Reproduce the data in its entirety, exactly as supplied.

— begin DATA SHOWN —

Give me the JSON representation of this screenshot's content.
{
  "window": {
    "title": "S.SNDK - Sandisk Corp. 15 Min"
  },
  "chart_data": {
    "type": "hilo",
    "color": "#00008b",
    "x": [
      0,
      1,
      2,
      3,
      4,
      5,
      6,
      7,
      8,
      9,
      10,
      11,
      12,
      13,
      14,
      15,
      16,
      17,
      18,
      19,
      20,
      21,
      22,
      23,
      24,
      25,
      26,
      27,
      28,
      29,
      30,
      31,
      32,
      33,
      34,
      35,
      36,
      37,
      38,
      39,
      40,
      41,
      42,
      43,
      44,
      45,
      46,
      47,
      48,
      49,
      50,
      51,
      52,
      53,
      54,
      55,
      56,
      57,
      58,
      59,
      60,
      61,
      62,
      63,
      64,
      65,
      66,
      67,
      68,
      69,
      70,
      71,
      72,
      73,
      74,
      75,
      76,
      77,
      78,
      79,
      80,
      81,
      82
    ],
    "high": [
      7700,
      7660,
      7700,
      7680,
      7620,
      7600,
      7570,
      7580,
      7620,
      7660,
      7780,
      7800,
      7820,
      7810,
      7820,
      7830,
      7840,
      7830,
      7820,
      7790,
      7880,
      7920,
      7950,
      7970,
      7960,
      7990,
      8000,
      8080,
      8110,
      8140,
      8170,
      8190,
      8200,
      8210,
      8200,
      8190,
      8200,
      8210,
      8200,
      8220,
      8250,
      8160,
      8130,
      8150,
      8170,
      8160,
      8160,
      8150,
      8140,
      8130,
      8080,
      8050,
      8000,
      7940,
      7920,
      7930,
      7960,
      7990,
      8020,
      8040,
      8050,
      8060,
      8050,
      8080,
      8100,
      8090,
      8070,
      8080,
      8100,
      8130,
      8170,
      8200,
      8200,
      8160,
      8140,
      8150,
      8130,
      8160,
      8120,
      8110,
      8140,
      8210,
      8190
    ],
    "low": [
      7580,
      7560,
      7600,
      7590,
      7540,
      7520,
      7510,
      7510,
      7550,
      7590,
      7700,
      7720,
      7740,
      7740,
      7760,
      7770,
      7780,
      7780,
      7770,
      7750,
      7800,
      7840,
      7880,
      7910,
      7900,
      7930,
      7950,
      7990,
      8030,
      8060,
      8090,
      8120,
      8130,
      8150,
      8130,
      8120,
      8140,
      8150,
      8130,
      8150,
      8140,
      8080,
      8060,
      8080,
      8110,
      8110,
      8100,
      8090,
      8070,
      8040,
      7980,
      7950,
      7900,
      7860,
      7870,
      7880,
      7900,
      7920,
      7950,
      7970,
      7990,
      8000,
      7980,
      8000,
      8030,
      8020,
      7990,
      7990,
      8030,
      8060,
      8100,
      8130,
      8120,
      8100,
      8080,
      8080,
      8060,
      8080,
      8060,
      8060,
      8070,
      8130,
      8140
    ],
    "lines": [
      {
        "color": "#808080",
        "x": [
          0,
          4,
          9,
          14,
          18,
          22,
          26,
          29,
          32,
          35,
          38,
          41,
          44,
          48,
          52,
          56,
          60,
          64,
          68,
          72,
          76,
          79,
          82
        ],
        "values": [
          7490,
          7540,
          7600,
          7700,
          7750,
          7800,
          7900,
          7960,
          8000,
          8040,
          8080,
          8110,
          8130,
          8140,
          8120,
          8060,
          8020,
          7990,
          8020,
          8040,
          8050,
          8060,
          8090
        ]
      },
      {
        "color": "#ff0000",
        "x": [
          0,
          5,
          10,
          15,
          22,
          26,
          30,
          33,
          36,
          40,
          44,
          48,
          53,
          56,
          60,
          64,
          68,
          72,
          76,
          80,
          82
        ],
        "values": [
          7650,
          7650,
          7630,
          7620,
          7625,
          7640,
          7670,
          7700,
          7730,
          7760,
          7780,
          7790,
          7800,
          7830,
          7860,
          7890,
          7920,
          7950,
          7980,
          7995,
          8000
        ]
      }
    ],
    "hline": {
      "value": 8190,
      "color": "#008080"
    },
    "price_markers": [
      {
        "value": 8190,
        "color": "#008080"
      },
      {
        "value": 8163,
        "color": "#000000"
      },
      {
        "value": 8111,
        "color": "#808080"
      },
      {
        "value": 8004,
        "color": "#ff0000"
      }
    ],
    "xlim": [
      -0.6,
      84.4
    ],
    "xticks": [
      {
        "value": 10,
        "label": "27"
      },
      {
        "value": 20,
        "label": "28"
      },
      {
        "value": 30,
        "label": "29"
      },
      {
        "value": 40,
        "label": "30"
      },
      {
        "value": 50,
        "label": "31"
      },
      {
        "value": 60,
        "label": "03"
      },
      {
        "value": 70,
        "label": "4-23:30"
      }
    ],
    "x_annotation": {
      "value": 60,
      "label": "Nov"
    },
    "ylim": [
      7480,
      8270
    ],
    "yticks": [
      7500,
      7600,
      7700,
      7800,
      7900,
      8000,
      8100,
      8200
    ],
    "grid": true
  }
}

— end DATA SHOWN —

WRITTEN REPLY:
Give me the JSON representation of this screenshot's content.
{
  "window": {
    "title": "S.SNDK - Sandisk Corp. 15 Min"
  },
  "chart_data": {
    "type": "hilo",
    "color": "#00008b",
    "x": [
      0,
      1,
      2,
      3,
      4,
      5,
      6,
      7,
      8,
      9,
      10,
      11,
      12,
      13,
      14,
      15,
      16,
      17,
      18,
      19,
      20,
      21,
      22,
      23,
      24,
      25,
      26,
      27,
      28,
      29,
      30,
      31,
      32,
      33,
      34,
      35,
      36,
      37,
      38,
      39,
      40,
      41,
      42,
      43,
      44,
      45,
      46,
      47,
      48,
      49,
      50,
      51,
      52,
      53,
      54,
      55,
      56,
      57,
      58,
      59,
      60,
      61,
      62,
      63,
      64,
      65,
      66,
      67,
      68,
      69,
      70,
      71,
      72,
      73,
      74,
      75,
      76,
      77,
      78,
      79,
      80,
      81,
      82
    ],
    "high": [
      7700,
      7660,
      7700,
      7680,
      7620,
      7600,
      7570,
      7580,
      7620,
      7660,
      7780,
      7800,
      7820,
      7810,
      7820,
      7830,
      7840,
      7830,
      7820,
      7790,
      7880,
      7920,
      7950,
      7970,
      7960,
      7990,
      8000,
      8080,
      8110,
      8140,
      8170,
      8190,
      8200,
      8210,
      8200,
      8190,
      8200,
      8210,
      8200,
      8220,
      8250,
      8160,
      8130,
      8150,
      8170,
      8160,
      8160,
      8150,
      8140,
      8130,
      8080,
      8050,
      8000,
      7940,
      7920,
      7930,
      7960,
      7990,
      8020,
      8040,
      8050,
      8060,
      8050,
      8080,
      8100,
      8090,
      8070,
      8080,
      8100,
      8130,
      8170,
      8200,
      8200,
      8160,
      8140,
      8150,
      8130,
      8160,
      8120,
      8110,
      8140,
      8210,
      8190
    ],
    "low": [
      7580,
      7560,
      7600,
      7590,
      7540,
      7520,
      7510,
      7510,
      7550,
      7590,
      7700,
      7720,
      7740,
      7740,
      7760,
      7770,
      7780,
      7780,
      7770,
      7750,
      7800,
      7840,
      7880,
      7910,
      7900,
      7930,
      7950,
      7990,
      8030,
      8060,
      8090,
      8120,
      8130,
      8150,
      8130,
      8120,
      8140,
      8150,
      8130,
      8150,
      8140,
      8080,
      8060,
      8080,
      8110,
      8110,
      8100,
      8090,
      8070,
      8040,
      7980,
      7950,
      7900,
      7860,
      7870,
      7880,
      7900,
      7920,
      7950,
      7970,
      7990,
      8000,
      7980,
      8000,
      8030,
      8020,
      7990,
      7990,
      8030,
      8060,
      8100,
      8130,
      8120,
      8100,
      8080,
      8080,
      8060,
      8080,
      8060,
      8060,
      8070,
      8130,
      8140
    ],
    "lines": [
      {
        "color": "#808080",
        "x": [
          0,
          4,
          9,
          14,
          18,
          22,
          26,
          29,
          32,
          35,
          38,
          41,
          44,
          48,
          52,
          56,
          60,
          64,
          68,
          72,
          76,
          79,
          82
        ],
        "values": [
          7490,
          7540,
          7600,
          7700,
          7750,
          7800,
          7900,
          7960,
          8000,
          8040,
          8080,
          8110,
          8130,
          8140,
          8120,
          8060,
          8020,
          7990,
          8020,
          8040,
          8050,
          8060,
          8090
        ]
      },
      {
        "color": "#ff0000",
        "x": [
          0,
          5,
          10,
          15,
          22,
          26,
          30,
          33,
          36,
          40,
          44,
          48,
          53,
          56,
          60,
          64,
          68,
          72,
          76,
          80,
          82
        ],
        "values": [
          7650,
          7650,
          7630,
          7620,
          7625,
          7640,
          7670,
          7700,
          7730,
          7760,
          7780,
          7790,
          7800,
          7830,
          7860,
          7890,
          7920,
          7950,
          7980,
          7995,
          8000
        ]
      }
    ],
    "hline": {
      "value": 8190,
      "color": "#008080"
    },
    "price_markers": [
      {
        "value": 8190,
        "color": "#008080"
      },
      {
        "value": 8163,
        "color": "#000000"
      },
      {
        "value": 8111,
        "color": "#808080"
      },
      {
        "value": 8004,
        "color": "#ff0000"
      }
    ],
    "xlim": [
      -0.6,
      84.4
    ],
    "xticks": [
      {
        "value": 10,
        "label": "27"
      },
      {
        "value": 20,
        "label": "28"
      },
      {
        "value": 30,
        "label": "29"
      },
      {
        "value": 40,
        "label": "30"
      },
      {
        "value": 50,
        "label": "31"
      },
      {
        "value": 60,
        "label": "03"
      },
      {
        "value": 70,
        "label": "4-23:30"
      }
    ],
    "x_annotation": {
      "value": 60,
      "label": "Nov"
    },
    "ylim": [
      7480,
      8270
    ],
    "yticks": [
      7500,
      7600,
      7700,
      7800,
      7900,
      8000,
      8100,
      8200
    ],
    "grid": true
  }
}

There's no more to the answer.